## The request
A line counts if it contains the word "القاهرة" at least once. State how many such lines the records contain, giving the number alone.

## Data lines
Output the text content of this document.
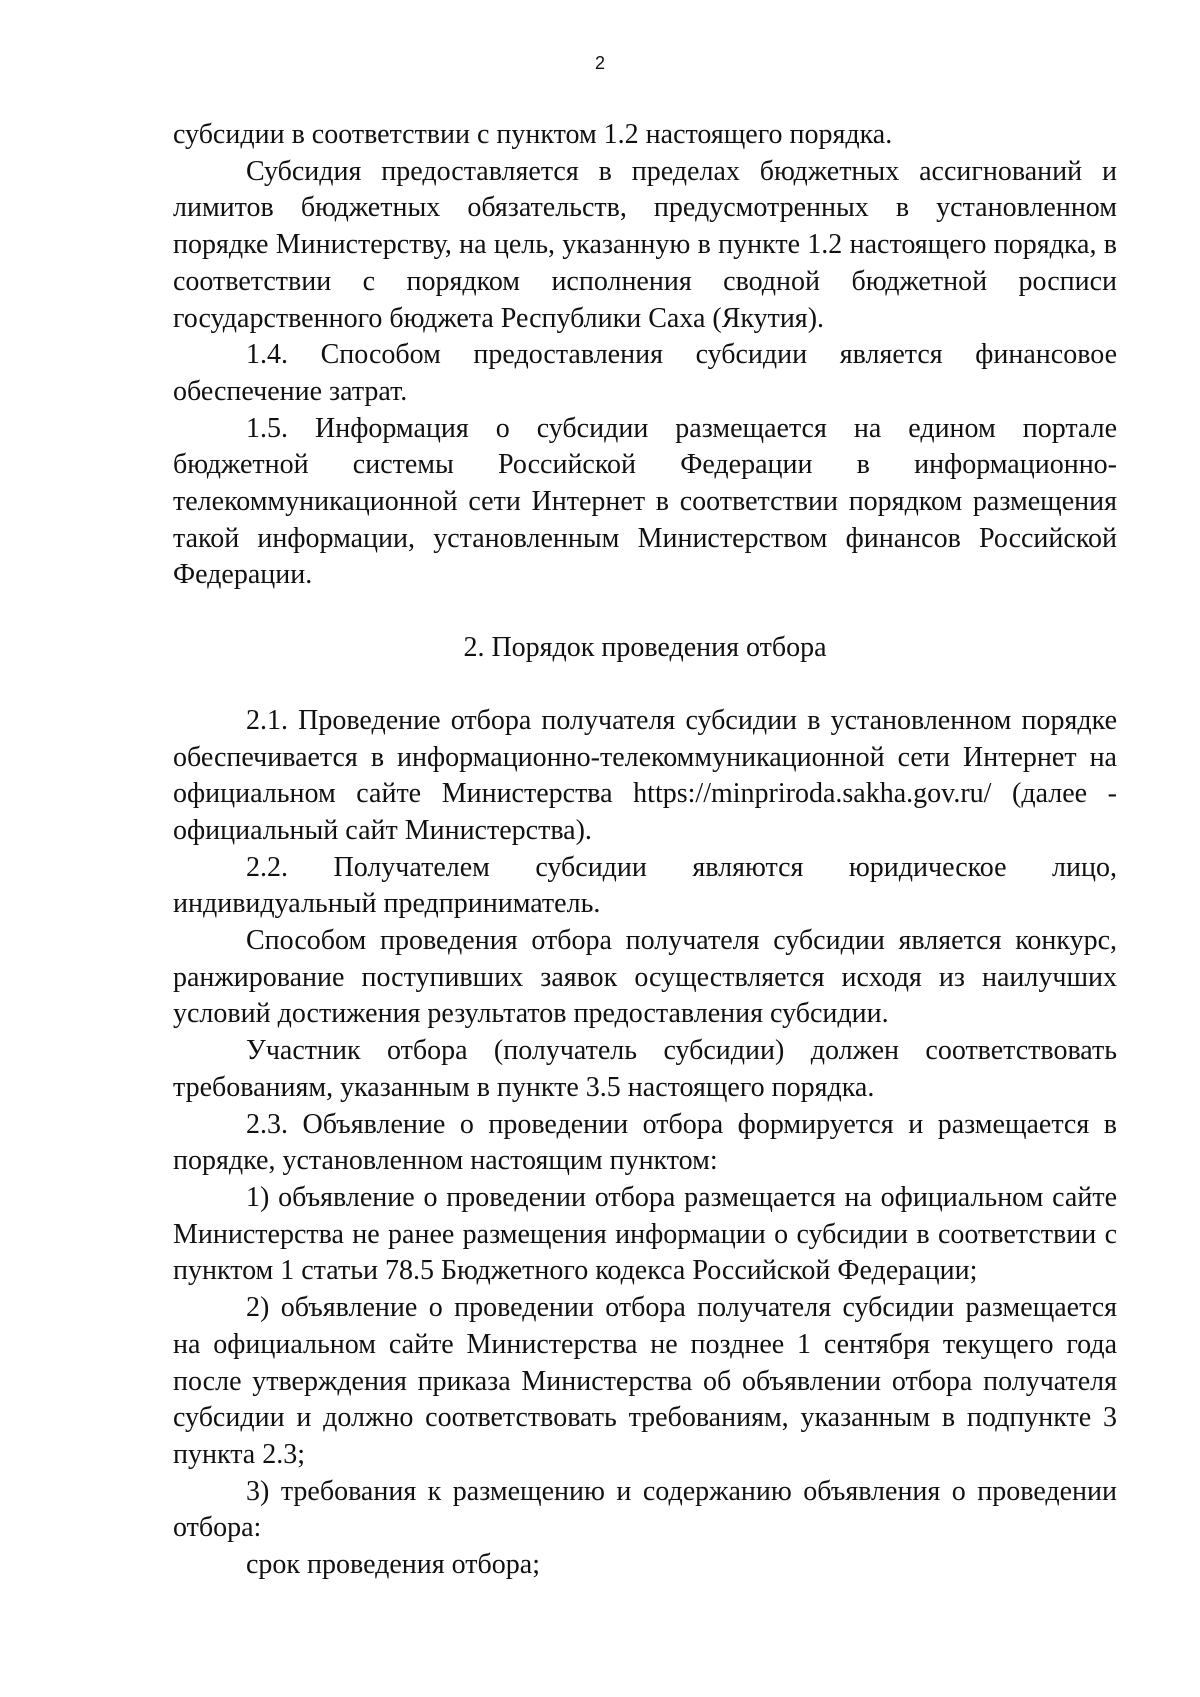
2

субсидии в соответствии с пунктом 1.2 настоящего порядка.

Субсидия предоставляется в пределах бюджетных ассигнований и лимитов бюджетных обязательств, предусмотренных в установленном порядке Министерству, на цель, указанную в пункте 1.2 настоящего порядка, в соответствии с порядком исполнения сводной бюджетной росписи государственного бюджета Республики Саха (Якутия).

1.4. Способом предоставления субсидии является финансовое обеспечение затрат.

1.5. Информация о субсидии размещается на едином портале бюджетной системы Российской Федерации в информационно-телекоммуникационной сети Интернет в соответствии порядком размещения такой информации, установленным Министерством финансов Российской Федерации.

2. Порядок проведения отбора

2.1. Проведение отбора получателя субсидии в установленном порядке обеспечивается в информационно-телекоммуникационной сети Интернет на официальном сайте Министерства https://minpriroda.sakha.gov.ru/ (далее - официальный сайт Министерства).

2.2. Получателем субсидии являются юридическое лицо, индивидуальный предприниматель.

Способом проведения отбора получателя субсидии является конкурс, ранжирование поступивших заявок осуществляется исходя из наилучших условий достижения результатов предоставления субсидии.

Участник отбора (получатель субсидии) должен соответствовать требованиям, указанным в пункте 3.5 настоящего порядка.

2.3. Объявление о проведении отбора формируется и размещается в порядке, установленном настоящим пунктом:

1) объявление о проведении отбора размещается на официальном сайте Министерства не ранее размещения информации о субсидии в соответствии с пунктом 1 статьи 78.5 Бюджетного кодекса Российской Федерации;

2) объявление о проведении отбора получателя субсидии размещается на официальном сайте Министерства не позднее 1 сентября текущего года после утверждения приказа Министерства об объявлении отбора получателя субсидии и должно соответствовать требованиям, указанным в подпункте 3 пункта 2.3;

3) требования к размещению и содержанию объявления о проведении отбора:

срок проведения отбора;
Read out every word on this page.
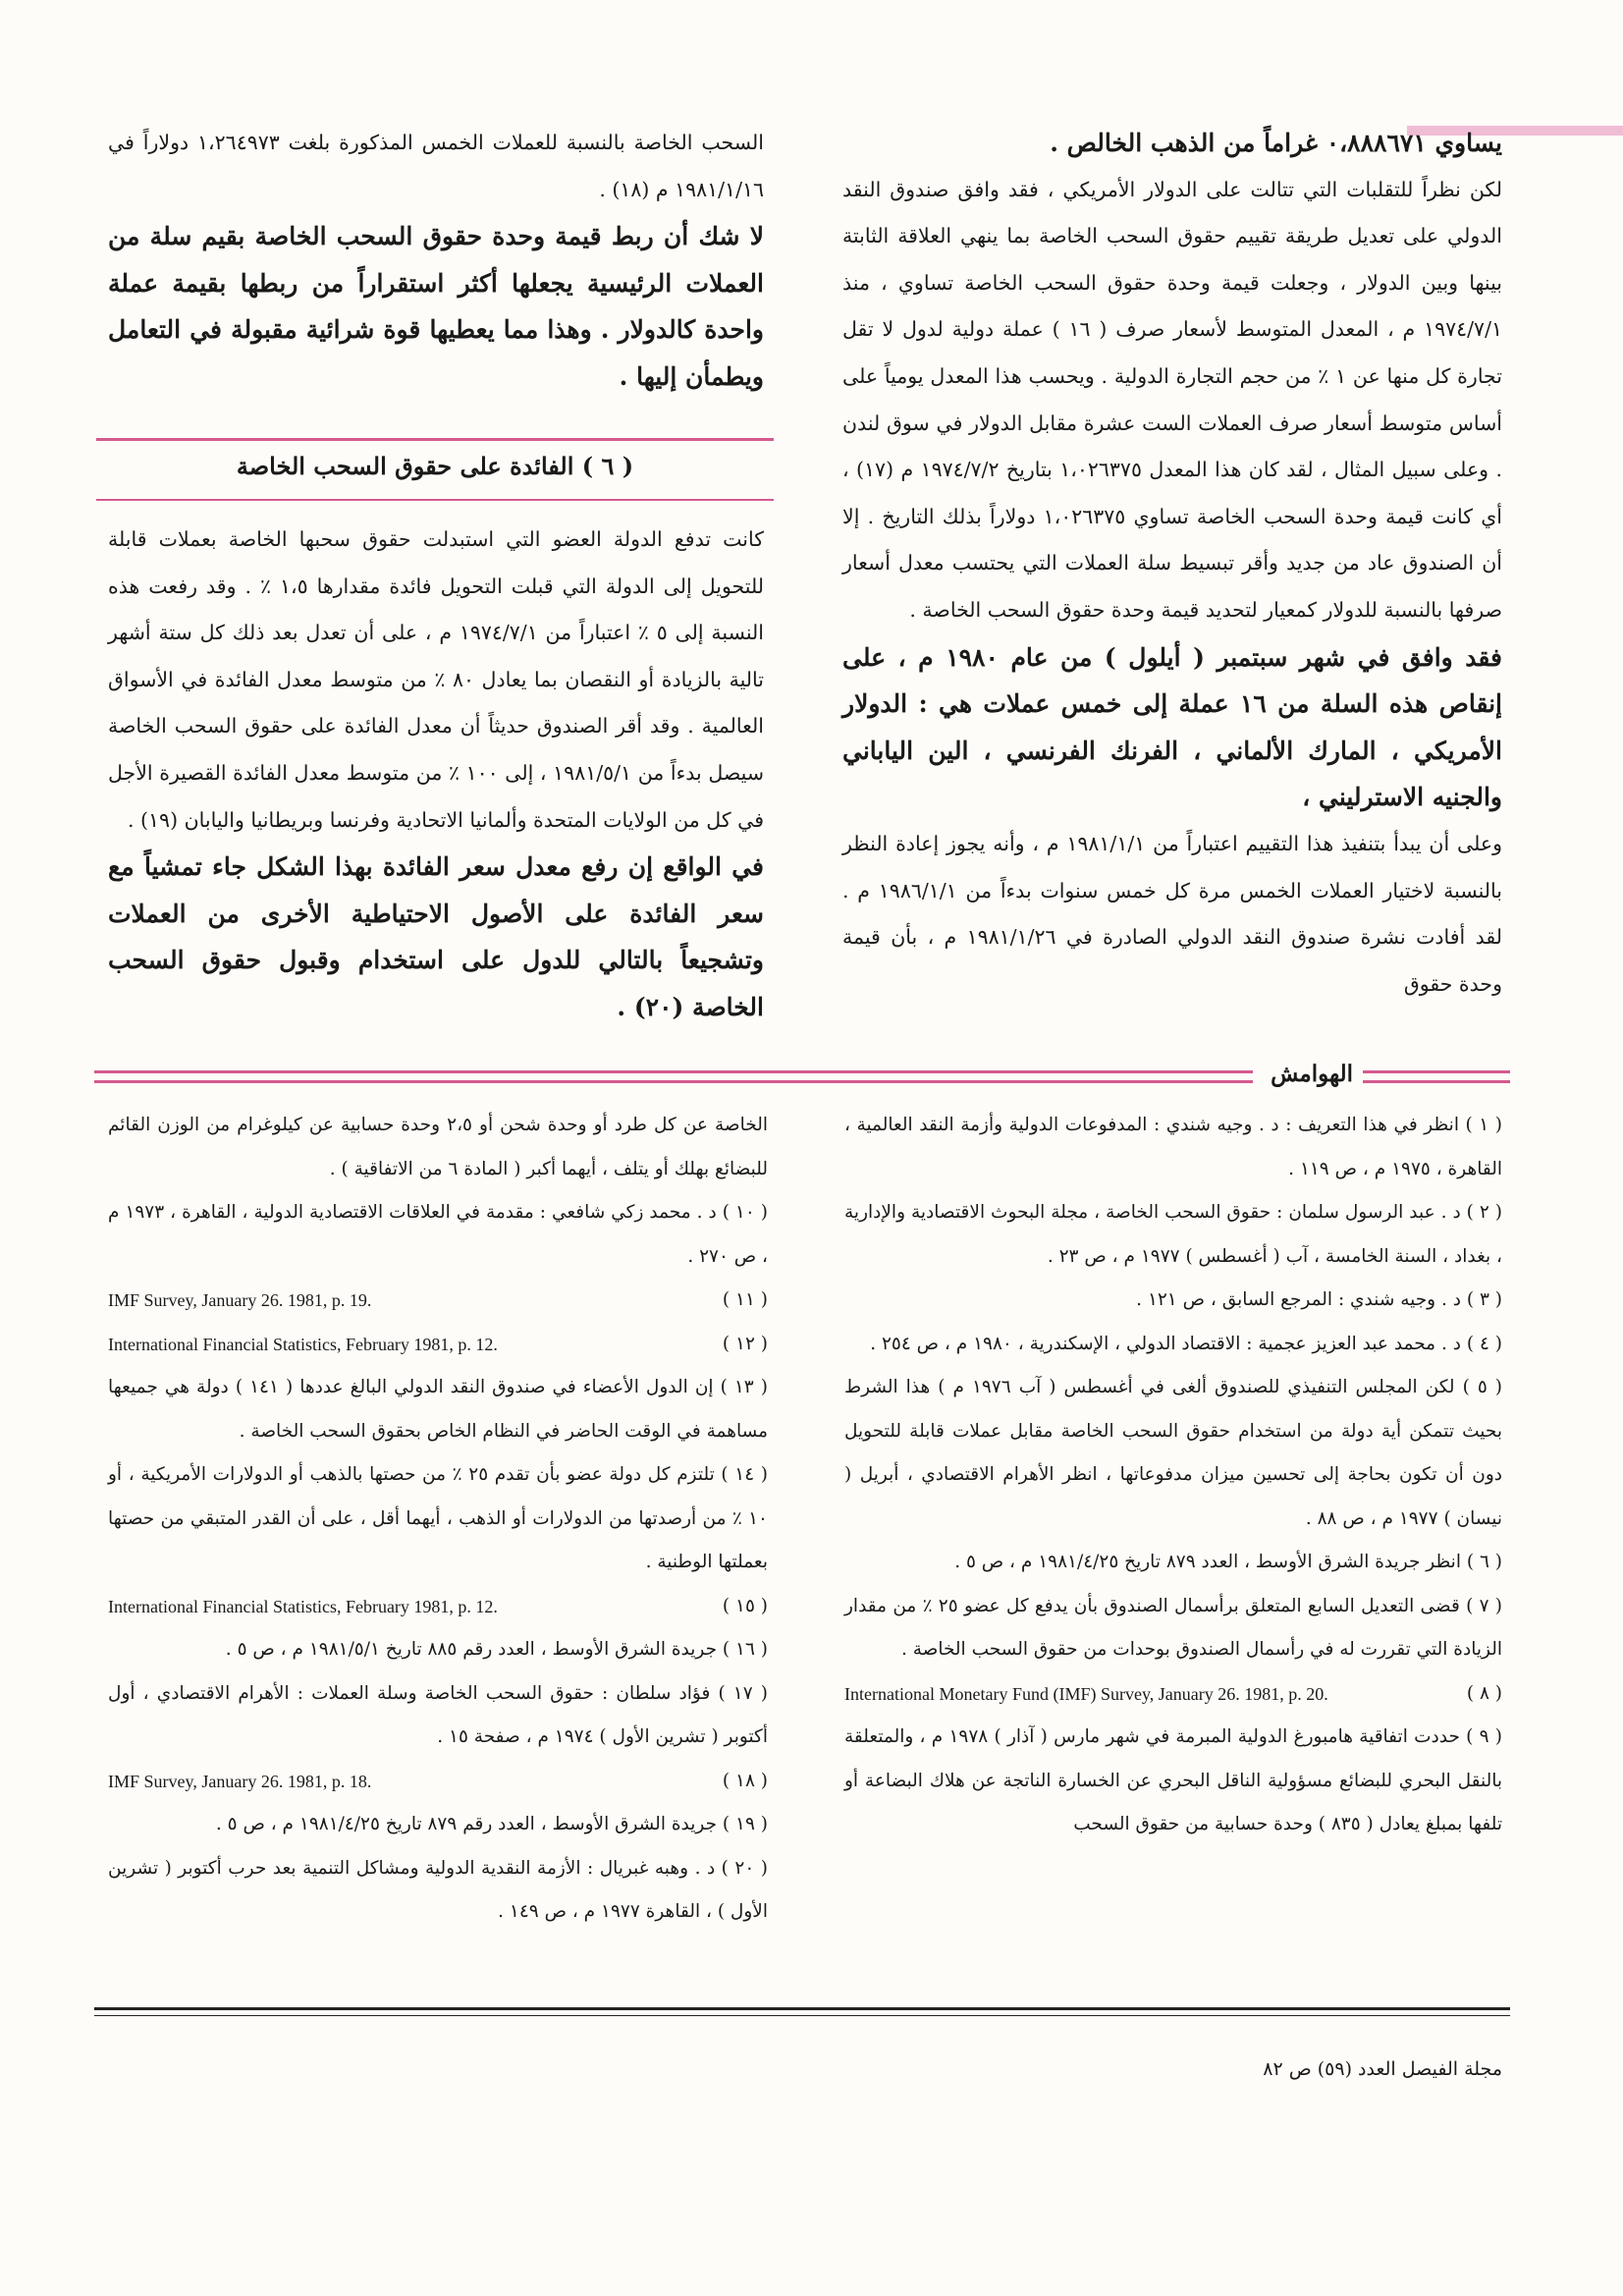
يساوي ٠،٨٨٨٦٧١ غراماً من الذهب الخالص .

لكن نظراً للتقلبات التي تتالت على الدولار الأمريكي ، فقد وافق صندوق النقد الدولي على تعديل طريقة تقييم حقوق السحب الخاصة بما ينهي العلاقة الثابتة بينها وبين الدولار ، وجعلت قيمة وحدة حقوق السحب الخاصة تساوي ، منذ ١٩٧٤/٧/١ م ، المعدل المتوسط لأسعار صرف ( ١٦ ) عملة دولية لدول لا تقل تجارة كل منها عن ١ ٪ من حجم التجارة الدولية . ويحسب هذا المعدل يومياً على أساس متوسط أسعار صرف العملات الست عشرة مقابل الدولار في سوق لندن . وعلى سبيل المثال ، لقد كان هذا المعدل ١،٠٢٦٣٧٥ بتاريخ ١٩٧٤/٧/٢ م (١٧) ، أي كانت قيمة وحدة السحب الخاصة تساوي ١،٠٢٦٣٧٥ دولاراً بذلك التاريخ . إلا أن الصندوق عاد من جديد وأقر تبسيط سلة العملات التي يحتسب معدل أسعار صرفها بالنسبة للدولار كمعيار لتحديد قيمة وحدة حقوق السحب الخاصة .

فقد وافق في شهر سبتمبر ( أيلول ) من عام ١٩٨٠ م ، على إنقاص هذه السلة من ١٦ عملة إلى خمس عملات هي : الدولار الأمريكي ، المارك الألماني ، الفرنك الفرنسي ، الين الياباني والجنيه الاسترليني ،

وعلى أن يبدأ بتنفيذ هذا التقييم اعتباراً من ١٩٨١/١/١ م ، وأنه يجوز إعادة النظر بالنسبة لاختيار العملات الخمس مرة كل خمس سنوات بدءاً من ١٩٨٦/١/١ م . لقد أفادت نشرة صندوق النقد الدولي الصادرة في ١٩٨١/١/٢٦ م ، بأن قيمة وحدة حقوق

السحب الخاصة بالنسبة للعملات الخمس المذكورة بلغت ١،٢٦٤٩٧٣ دولاراً في ١٩٨١/١/١٦ م (١٨) .

لا شك أن ربط قيمة وحدة حقوق السحب الخاصة بقيم سلة من العملات الرئيسية يجعلها أكثر استقراراً من ربطها بقيمة عملة واحدة كالدولار . وهذا مما يعطيها قوة شرائية مقبولة في التعامل ويطمأن إليها .

( ٦ ) الفائدة على حقوق السحب الخاصة

كانت تدفع الدولة العضو التي استبدلت حقوق سحبها الخاصة بعملات قابلة للتحويل إلى الدولة التي قبلت التحويل فائدة مقدارها ١،٥ ٪ . وقد رفعت هذه النسبة إلى ٥ ٪ اعتباراً من ١٩٧٤/٧/١ م ، على أن تعدل بعد ذلك كل ستة أشهر تالية بالزيادة أو النقصان بما يعادل ٨٠ ٪ من متوسط معدل الفائدة في الأسواق العالمية . وقد أقر الصندوق حديثاً أن معدل الفائدة على حقوق السحب الخاصة سيصل بدءاً من ١٩٨١/٥/١ ، إلى ١٠٠ ٪ من متوسط معدل الفائدة القصيرة الأجل في كل من الولايات المتحدة وألمانيا الاتحادية وفرنسا وبريطانيا واليابان (١٩) .

في الواقع إن رفع معدل سعر الفائدة بهذا الشكل جاء تمشياً مع سعر الفائدة على الأصول الاحتياطية الأخرى من العملات وتشجيعاً بالتالي للدول على استخدام وقبول حقوق السحب الخاصة (٢٠) .

الهوامش

( ١ ) انظر في هذا التعريف : د . وجيه شندي : المدفوعات الدولية وأزمة النقد العالمية ، القاهرة ، ١٩٧٥ م ، ص ١١٩ .

( ٢ ) د . عبد الرسول سلمان : حقوق السحب الخاصة ، مجلة البحوث الاقتصادية والإدارية ، بغداد ، السنة الخامسة ، آب ( أغسطس ) ١٩٧٧ م ، ص ٢٣ .

( ٣ ) د . وجيه شندي : المرجع السابق ، ص ١٢١ .

( ٤ ) د . محمد عبد العزيز عجمية : الاقتصاد الدولي ، الإسكندرية ، ١٩٨٠ م ، ص ٢٥٤ .

( ٥ ) لكن المجلس التنفيذي للصندوق ألغى في أغسطس ( آب ١٩٧٦ م ) هذا الشرط بحيث تتمكن أية دولة من استخدام حقوق السحب الخاصة مقابل عملات قابلة للتحويل دون أن تكون بحاجة إلى تحسين ميزان مدفوعاتها ، انظر الأهرام الاقتصادي ، أبريل ( نيسان ) ١٩٧٧ م ، ص ٨٨ .

( ٦ ) انظر جريدة الشرق الأوسط ، العدد ٨٧٩ تاريخ ١٩٨١/٤/٢٥ م ، ص ٥ .

( ٧ ) قضى التعديل السابع المتعلق برأسمال الصندوق بأن يدفع كل عضو ٢٥ ٪ من مقدار الزيادة التي تقررت له في رأسمال الصندوق بوحدات من حقوق السحب الخاصة .

( ٨ )
International Monetary Fund (IMF) Survey, January 26. 1981, p. 20.

( ٩ ) حددت اتفاقية هامبورغ الدولية المبرمة في شهر مارس ( آذار ) ١٩٧٨ م ، والمتعلقة بالنقل البحري للبضائع مسؤولية الناقل البحري عن الخسارة الناتجة عن هلاك البضاعة أو تلفها بمبلغ يعادل ( ٨٣٥ ) وحدة حسابية من حقوق السحب

الخاصة عن كل طرد أو وحدة شحن أو ٢،٥ وحدة حسابية عن كيلوغرام من الوزن القائم للبضائع بهلك أو يتلف ، أيهما أكبر ( المادة ٦ من الاتفاقية ) .

( ١٠ ) د . محمد زكي شافعي : مقدمة في العلاقات الاقتصادية الدولية ، القاهرة ، ١٩٧٣ م ، ص ٢٧٠ .

( ١١ )
IMF Survey, January 26. 1981, p. 19.
( ١٢ )
International Financial Statistics, February 1981, p. 12.

( ١٣ ) إن الدول الأعضاء في صندوق النقد الدولي البالغ عددها ( ١٤١ ) دولة هي جميعها مساهمة في الوقت الحاضر في النظام الخاص بحقوق السحب الخاصة .

( ١٤ ) تلتزم كل دولة عضو بأن تقدم ٢٥ ٪ من حصتها بالذهب أو الدولارات الأمريكية ، أو ١٠ ٪ من أرصدتها من الدولارات أو الذهب ، أيهما أقل ، على أن القدر المتبقي من حصتها بعملتها الوطنية .

( ١٥ )
International Financial Statistics, February 1981, p. 12.

( ١٦ ) جريدة الشرق الأوسط ، العدد رقم ٨٨٥ تاريخ ١٩٨١/٥/١ م ، ص ٥ .

( ١٧ ) فؤاد سلطان : حقوق السحب الخاصة وسلة العملات : الأهرام الاقتصادي ، أول أكتوبر ( تشرين الأول ) ١٩٧٤ م ، صفحة ١٥ .

( ١٨ )
IMF Survey, January 26. 1981, p. 18.

( ١٩ ) جريدة الشرق الأوسط ، العدد رقم ٨٧٩ تاريخ ١٩٨١/٤/٢٥ م ، ص ٥ .

( ٢٠ ) د . وهبه غبريال : الأزمة النقدية الدولية ومشاكل التنمية بعد حرب أكتوبر ( تشرين الأول ) ، القاهرة ١٩٧٧ م ، ص ١٤٩ .

مجلة الفيصل العدد (٥٩) ص ٨٢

## Written solution
3